Work to be completed:
Every entry that follows should be repeated exactly; drop the images.

Material to process:

______________________________

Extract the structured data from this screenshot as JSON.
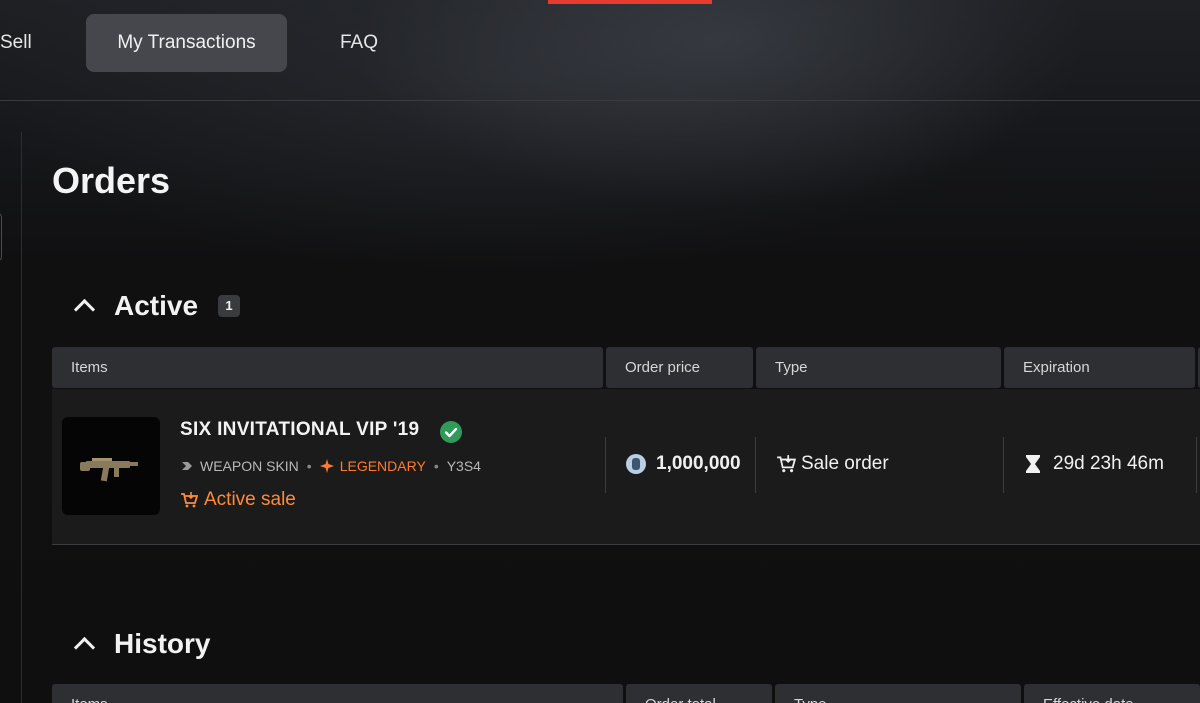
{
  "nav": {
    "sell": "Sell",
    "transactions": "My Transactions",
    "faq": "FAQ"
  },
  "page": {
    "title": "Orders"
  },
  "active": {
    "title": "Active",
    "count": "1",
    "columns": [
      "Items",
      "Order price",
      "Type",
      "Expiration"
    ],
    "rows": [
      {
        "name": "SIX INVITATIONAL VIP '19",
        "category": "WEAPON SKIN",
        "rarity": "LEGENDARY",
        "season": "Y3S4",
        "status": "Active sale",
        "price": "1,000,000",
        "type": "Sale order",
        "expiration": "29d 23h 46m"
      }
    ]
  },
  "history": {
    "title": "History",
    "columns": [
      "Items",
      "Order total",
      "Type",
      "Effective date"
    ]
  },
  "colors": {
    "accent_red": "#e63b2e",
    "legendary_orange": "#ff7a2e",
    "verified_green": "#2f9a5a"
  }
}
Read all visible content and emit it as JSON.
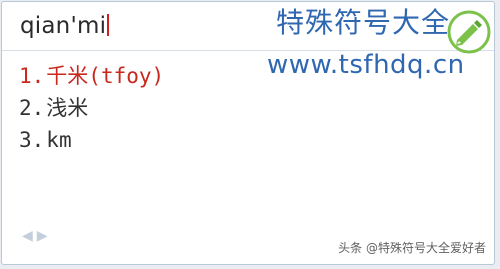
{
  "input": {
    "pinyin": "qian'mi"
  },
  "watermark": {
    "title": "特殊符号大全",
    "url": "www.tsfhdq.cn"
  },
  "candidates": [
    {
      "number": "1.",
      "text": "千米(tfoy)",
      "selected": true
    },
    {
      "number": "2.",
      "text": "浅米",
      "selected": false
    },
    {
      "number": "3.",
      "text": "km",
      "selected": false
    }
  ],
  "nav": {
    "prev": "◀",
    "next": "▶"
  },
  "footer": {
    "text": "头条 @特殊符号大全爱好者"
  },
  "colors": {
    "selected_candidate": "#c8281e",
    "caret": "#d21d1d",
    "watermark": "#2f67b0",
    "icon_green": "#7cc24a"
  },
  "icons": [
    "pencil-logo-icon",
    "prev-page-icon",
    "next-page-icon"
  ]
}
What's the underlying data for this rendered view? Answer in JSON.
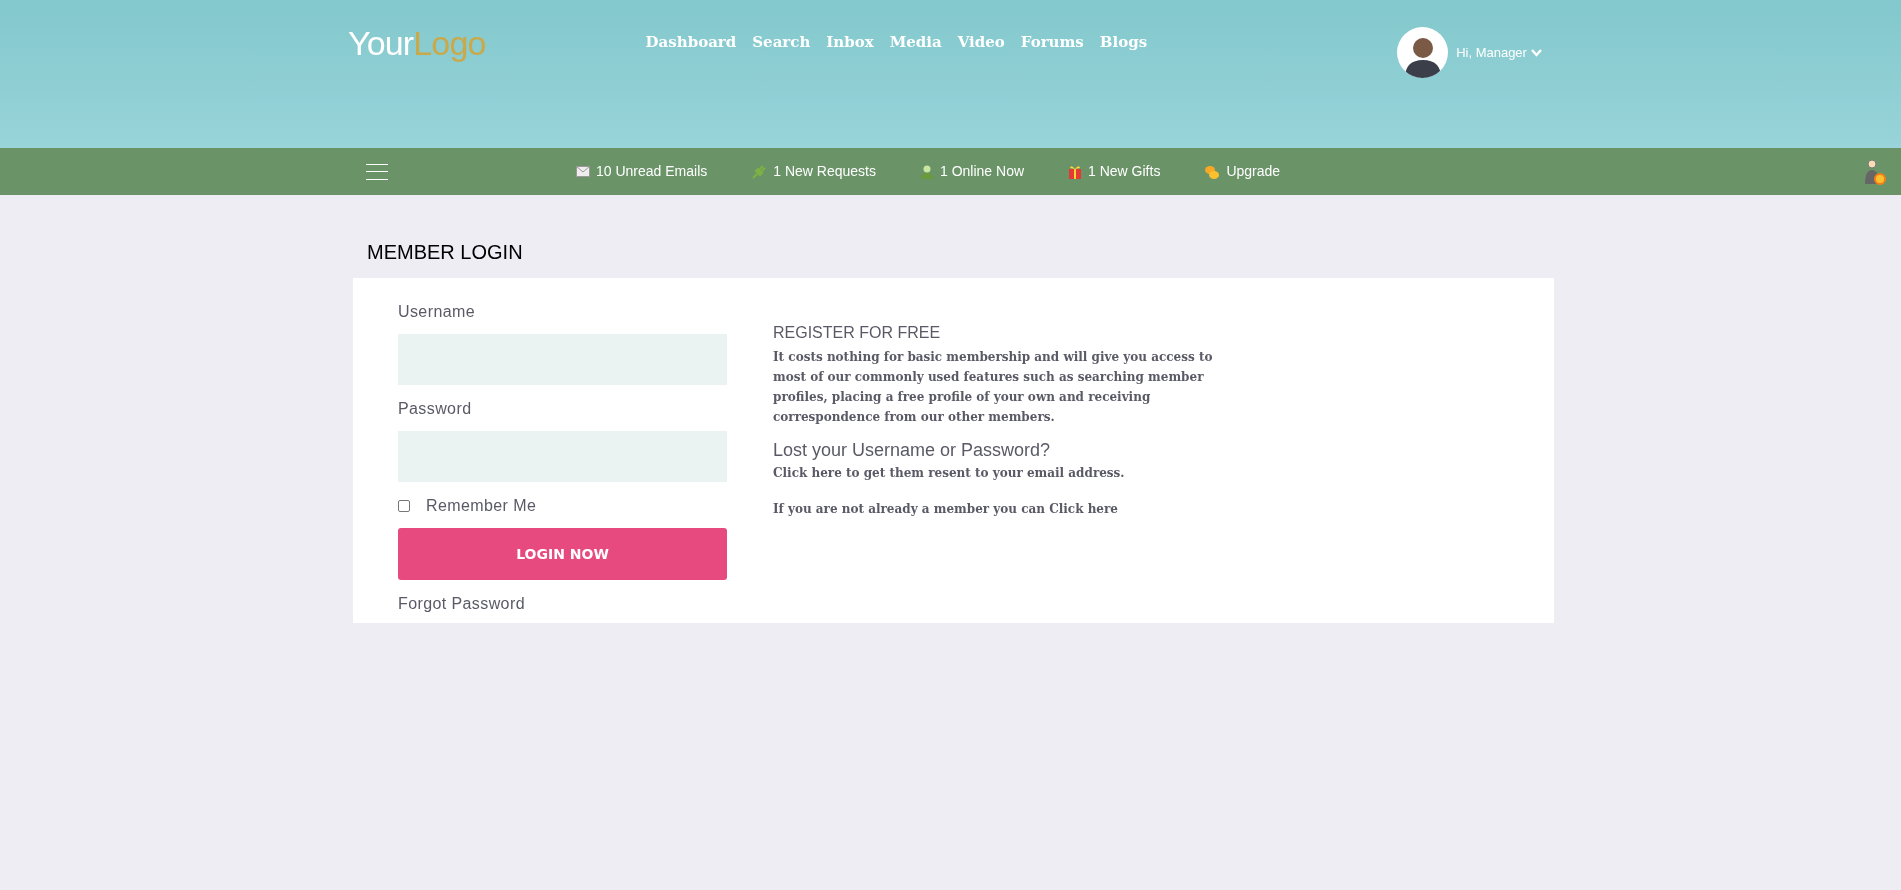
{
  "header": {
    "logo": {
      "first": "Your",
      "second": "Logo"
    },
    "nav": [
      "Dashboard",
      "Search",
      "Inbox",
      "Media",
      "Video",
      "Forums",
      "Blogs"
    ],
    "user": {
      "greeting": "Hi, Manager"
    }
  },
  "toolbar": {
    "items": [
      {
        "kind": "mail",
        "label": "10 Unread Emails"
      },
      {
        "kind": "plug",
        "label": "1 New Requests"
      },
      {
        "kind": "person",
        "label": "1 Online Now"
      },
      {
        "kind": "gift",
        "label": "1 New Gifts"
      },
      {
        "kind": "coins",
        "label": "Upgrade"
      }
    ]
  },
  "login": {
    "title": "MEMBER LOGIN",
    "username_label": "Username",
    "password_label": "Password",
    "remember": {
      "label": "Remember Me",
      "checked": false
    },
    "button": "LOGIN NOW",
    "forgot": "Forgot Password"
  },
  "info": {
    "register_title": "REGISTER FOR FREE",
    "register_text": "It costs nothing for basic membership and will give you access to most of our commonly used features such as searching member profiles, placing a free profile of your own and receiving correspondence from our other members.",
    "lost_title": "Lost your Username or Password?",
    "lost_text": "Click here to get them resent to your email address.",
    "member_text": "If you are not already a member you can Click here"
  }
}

______________________________

The output:
Extract the structured data from this screenshot as JSON.
{
  "nav": {
    "sell": "Sell",
    "transactions": "My Transactions",
    "faq": "FAQ"
  },
  "page": {
    "title": "Orders"
  },
  "active": {
    "title": "Active",
    "count": "1",
    "columns": [
      "Items",
      "Order price",
      "Type",
      "Expiration"
    ],
    "rows": [
      {
        "name": "SIX INVITATIONAL VIP '19",
        "category": "WEAPON SKIN",
        "rarity": "LEGENDARY",
        "season": "Y3S4",
        "status": "Active sale",
        "price": "1,000,000",
        "type": "Sale order",
        "expiration": "29d 23h 46m"
      }
    ]
  },
  "history": {
    "title": "History",
    "columns": [
      "Items",
      "Order total",
      "Type",
      "Effective date"
    ]
  },
  "colors": {
    "accent_red": "#e63b2e",
    "legendary_orange": "#ff7a2e",
    "verified_green": "#2f9a5a"
  }
}
Read all visible content and emit it as JSON.
{
  "input": {
    "pinyin": "qian'mi"
  },
  "watermark": {
    "title": "特殊符号大全",
    "url": "www.tsfhdq.cn"
  },
  "candidates": [
    {
      "number": "1.",
      "text": "千米(tfoy)",
      "selected": true
    },
    {
      "number": "2.",
      "text": "浅米",
      "selected": false
    },
    {
      "number": "3.",
      "text": "km",
      "selected": false
    }
  ],
  "nav": {
    "prev": "◀",
    "next": "▶"
  },
  "footer": {
    "text": "头条 @特殊符号大全爱好者"
  },
  "colors": {
    "selected_candidate": "#c8281e",
    "caret": "#d21d1d",
    "watermark": "#2f67b0",
    "icon_green": "#7cc24a"
  },
  "icons": [
    "pencil-logo-icon",
    "prev-page-icon",
    "next-page-icon"
  ]
}
What's the underlying data for this rendered view? Answer in JSON.
{
  "header": {
    "logo": {
      "first": "Your",
      "second": "Logo"
    },
    "nav": [
      "Dashboard",
      "Search",
      "Inbox",
      "Media",
      "Video",
      "Forums",
      "Blogs"
    ],
    "user": {
      "greeting": "Hi, Manager"
    }
  },
  "toolbar": {
    "items": [
      {
        "kind": "mail",
        "label": "10 Unread Emails"
      },
      {
        "kind": "plug",
        "label": "1 New Requests"
      },
      {
        "kind": "person",
        "label": "1 Online Now"
      },
      {
        "kind": "gift",
        "label": "1 New Gifts"
      },
      {
        "kind": "coins",
        "label": "Upgrade"
      }
    ]
  },
  "login": {
    "title": "MEMBER LOGIN",
    "username_label": "Username",
    "password_label": "Password",
    "remember": {
      "label": "Remember Me",
      "checked": false
    },
    "button": "LOGIN NOW",
    "forgot": "Forgot Password"
  },
  "info": {
    "register_title": "REGISTER FOR FREE",
    "register_text": "It costs nothing for basic membership and will give you access to most of our commonly used features such as searching member profiles, placing a free profile of your own and receiving correspondence from our other members.",
    "lost_title": "Lost your Username or Password?",
    "lost_text": "Click here to get them resent to your email address.",
    "member_text": "If you are not already a member you can Click here"
  }
}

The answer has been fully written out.